Extracted data entries:
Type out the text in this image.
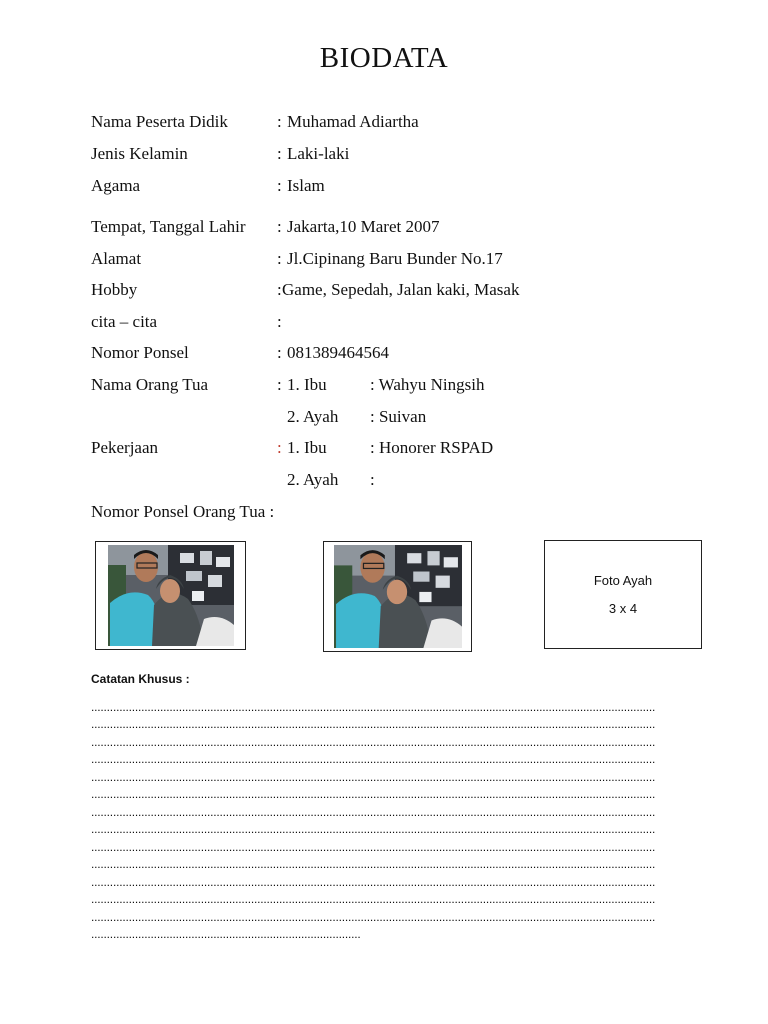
BIODATA
Nama Peserta Didik	: Muhamad Adiartha
Jenis Kelamin	: Laki-laki
Agama	: Islam
Tempat, Tanggal Lahir : Jakarta,10 Maret 2007
Alamat	: Jl.Cipinang Baru Bunder No.17
Hobby	: Game, Sepedah, Jalan kaki, Masak
cita – cita	:
Nomor Ponsel	: 081389464564
Nama Orang Tua	: 1. Ibu	: Wahyu Ningsih
2. Ayah : Suivan
Pekerjaan	: 1. Ibu	: Honorer RSPAD
2. Ayah :
Nomor Ponsel Orang Tua :
Foto Ayah
3 x 4
Catatan Khusus :
....................................................................................................................................................................................
....................................................................................................................................................................................
....................................................................................................................................................................................
....................................................................................................................................................................................
....................................................................................................................................................................................
....................................................................................................................................................................................
....................................................................................................................................................................................
....................................................................................................................................................................................
....................................................................................................................................................................................
....................................................................................................................................................................................
....................................................................................................................................................................................
....................................................................................................................................................................................
....................................................................................................................................................................................
......................................................................................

What to produce: Show all lines from the records above where the word "Ponsel" occurs.

Result for this exercise:
Nomor Ponsel	: 081389464564
Nomor Ponsel Orang Tua :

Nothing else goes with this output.